Task requirements:
Using the listing beneath this task, count the lines with the word "TÜFE" and write only the result.

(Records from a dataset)

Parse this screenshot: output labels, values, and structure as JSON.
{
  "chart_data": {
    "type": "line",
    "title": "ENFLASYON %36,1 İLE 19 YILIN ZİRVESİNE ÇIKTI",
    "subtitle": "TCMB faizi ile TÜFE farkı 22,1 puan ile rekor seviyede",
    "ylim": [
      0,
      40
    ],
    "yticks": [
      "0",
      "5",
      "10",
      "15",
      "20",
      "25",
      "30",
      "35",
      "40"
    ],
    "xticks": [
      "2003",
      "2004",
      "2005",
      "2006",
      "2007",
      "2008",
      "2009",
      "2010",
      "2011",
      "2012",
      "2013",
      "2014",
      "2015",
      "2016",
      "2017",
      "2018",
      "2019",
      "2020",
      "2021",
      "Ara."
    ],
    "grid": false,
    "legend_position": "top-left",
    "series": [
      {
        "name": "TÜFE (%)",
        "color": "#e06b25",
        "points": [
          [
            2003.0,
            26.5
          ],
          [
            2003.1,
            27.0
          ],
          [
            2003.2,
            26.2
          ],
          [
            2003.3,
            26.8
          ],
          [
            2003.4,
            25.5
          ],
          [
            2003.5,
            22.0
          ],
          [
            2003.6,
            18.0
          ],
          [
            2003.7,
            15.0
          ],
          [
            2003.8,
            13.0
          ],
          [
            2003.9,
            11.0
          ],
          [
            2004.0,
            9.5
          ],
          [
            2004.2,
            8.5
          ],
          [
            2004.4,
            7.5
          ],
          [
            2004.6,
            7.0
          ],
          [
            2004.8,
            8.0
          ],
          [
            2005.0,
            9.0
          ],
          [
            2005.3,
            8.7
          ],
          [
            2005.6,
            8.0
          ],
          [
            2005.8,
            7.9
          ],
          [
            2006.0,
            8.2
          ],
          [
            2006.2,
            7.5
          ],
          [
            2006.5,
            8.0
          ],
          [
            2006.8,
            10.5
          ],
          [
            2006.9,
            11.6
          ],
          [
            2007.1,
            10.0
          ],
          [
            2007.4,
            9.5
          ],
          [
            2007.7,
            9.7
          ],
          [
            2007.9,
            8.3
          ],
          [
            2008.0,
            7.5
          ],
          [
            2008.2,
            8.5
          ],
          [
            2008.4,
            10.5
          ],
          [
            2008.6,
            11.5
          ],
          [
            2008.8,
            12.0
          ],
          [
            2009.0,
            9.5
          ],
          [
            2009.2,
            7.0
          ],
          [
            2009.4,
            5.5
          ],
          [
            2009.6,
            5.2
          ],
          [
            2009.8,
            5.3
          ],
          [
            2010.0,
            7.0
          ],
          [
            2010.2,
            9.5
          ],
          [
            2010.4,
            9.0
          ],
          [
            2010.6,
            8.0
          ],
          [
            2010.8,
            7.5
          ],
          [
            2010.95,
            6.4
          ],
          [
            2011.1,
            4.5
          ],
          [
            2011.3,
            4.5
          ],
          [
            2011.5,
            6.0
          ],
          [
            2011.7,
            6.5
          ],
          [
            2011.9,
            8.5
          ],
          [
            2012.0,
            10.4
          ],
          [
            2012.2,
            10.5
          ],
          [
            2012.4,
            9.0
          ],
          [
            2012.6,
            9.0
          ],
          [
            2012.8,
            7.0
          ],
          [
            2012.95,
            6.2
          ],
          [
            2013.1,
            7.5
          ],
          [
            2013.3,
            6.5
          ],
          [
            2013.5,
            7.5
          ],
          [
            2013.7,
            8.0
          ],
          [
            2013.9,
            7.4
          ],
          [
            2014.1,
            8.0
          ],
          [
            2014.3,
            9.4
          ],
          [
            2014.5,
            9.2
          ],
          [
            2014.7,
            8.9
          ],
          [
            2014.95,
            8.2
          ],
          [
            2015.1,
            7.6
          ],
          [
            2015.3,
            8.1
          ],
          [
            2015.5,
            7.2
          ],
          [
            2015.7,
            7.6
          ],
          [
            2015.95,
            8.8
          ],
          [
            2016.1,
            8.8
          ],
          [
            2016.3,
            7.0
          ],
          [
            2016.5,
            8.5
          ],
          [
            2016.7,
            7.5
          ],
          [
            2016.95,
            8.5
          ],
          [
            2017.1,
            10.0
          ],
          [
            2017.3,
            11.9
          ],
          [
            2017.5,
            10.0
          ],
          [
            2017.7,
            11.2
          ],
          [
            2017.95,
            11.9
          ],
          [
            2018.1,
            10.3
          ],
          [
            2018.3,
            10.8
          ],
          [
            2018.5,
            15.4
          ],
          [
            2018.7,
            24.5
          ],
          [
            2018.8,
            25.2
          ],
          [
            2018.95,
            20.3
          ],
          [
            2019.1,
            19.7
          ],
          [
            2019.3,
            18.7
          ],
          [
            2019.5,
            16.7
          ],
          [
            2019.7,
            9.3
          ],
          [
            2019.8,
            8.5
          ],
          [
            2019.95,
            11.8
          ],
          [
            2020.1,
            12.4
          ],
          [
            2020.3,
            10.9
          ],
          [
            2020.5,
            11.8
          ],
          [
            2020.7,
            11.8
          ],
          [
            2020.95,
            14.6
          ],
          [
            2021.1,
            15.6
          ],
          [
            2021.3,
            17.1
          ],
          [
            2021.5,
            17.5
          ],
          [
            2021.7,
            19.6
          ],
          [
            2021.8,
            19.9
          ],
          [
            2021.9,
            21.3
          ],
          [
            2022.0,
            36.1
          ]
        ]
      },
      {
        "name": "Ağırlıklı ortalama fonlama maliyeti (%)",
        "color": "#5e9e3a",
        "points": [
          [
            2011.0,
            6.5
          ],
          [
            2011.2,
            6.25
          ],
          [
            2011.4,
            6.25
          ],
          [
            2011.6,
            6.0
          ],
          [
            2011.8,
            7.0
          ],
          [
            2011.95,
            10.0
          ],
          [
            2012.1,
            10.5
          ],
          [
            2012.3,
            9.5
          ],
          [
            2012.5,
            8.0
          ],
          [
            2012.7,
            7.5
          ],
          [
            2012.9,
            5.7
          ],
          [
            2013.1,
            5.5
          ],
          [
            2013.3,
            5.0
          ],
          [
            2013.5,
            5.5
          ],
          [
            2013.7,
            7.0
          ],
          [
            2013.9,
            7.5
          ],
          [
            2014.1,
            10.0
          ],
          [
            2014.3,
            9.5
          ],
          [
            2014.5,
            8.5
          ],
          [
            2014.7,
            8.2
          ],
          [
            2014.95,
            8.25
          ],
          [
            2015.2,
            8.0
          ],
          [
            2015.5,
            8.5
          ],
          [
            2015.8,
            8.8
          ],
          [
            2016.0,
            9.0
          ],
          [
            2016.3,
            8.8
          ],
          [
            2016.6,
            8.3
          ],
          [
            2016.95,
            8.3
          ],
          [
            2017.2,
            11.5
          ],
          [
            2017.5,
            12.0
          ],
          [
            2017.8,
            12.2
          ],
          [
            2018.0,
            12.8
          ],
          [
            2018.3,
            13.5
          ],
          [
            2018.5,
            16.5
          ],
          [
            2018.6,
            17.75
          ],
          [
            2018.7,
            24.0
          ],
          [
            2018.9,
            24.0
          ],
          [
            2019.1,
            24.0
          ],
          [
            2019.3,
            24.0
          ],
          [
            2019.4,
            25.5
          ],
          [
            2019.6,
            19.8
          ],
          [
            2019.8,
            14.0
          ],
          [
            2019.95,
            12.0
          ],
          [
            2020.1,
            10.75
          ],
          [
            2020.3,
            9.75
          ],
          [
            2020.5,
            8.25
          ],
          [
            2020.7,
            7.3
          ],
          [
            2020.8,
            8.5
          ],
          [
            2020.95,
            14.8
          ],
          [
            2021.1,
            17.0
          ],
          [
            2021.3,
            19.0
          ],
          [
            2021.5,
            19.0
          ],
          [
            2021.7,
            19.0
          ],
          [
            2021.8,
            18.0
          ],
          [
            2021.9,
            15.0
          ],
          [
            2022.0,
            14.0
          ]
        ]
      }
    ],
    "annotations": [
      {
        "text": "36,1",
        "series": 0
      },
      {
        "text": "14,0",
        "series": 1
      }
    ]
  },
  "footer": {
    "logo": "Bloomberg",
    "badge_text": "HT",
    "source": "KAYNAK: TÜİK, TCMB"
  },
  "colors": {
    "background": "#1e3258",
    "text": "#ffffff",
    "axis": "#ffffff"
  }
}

Completed exercise:
2